Out of the lines in this data, how many include "expired"? Give the number and nothing else.

>>>

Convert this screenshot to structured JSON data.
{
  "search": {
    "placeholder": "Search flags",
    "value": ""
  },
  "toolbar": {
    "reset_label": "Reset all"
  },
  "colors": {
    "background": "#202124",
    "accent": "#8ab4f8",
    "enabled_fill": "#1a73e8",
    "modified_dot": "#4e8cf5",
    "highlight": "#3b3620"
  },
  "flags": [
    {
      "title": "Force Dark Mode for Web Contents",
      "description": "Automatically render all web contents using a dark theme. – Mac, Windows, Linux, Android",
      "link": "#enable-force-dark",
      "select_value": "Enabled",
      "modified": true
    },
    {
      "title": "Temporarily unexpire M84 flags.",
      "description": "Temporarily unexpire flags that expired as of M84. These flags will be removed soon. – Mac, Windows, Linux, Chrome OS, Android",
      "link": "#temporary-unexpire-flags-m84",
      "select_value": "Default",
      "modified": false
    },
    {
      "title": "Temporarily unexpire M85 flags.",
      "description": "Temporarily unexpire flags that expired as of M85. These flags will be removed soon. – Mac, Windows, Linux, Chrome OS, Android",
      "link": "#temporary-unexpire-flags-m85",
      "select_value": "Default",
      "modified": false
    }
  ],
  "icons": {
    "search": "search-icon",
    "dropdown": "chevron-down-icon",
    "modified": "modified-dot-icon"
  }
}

<<<

**Output for this task**
2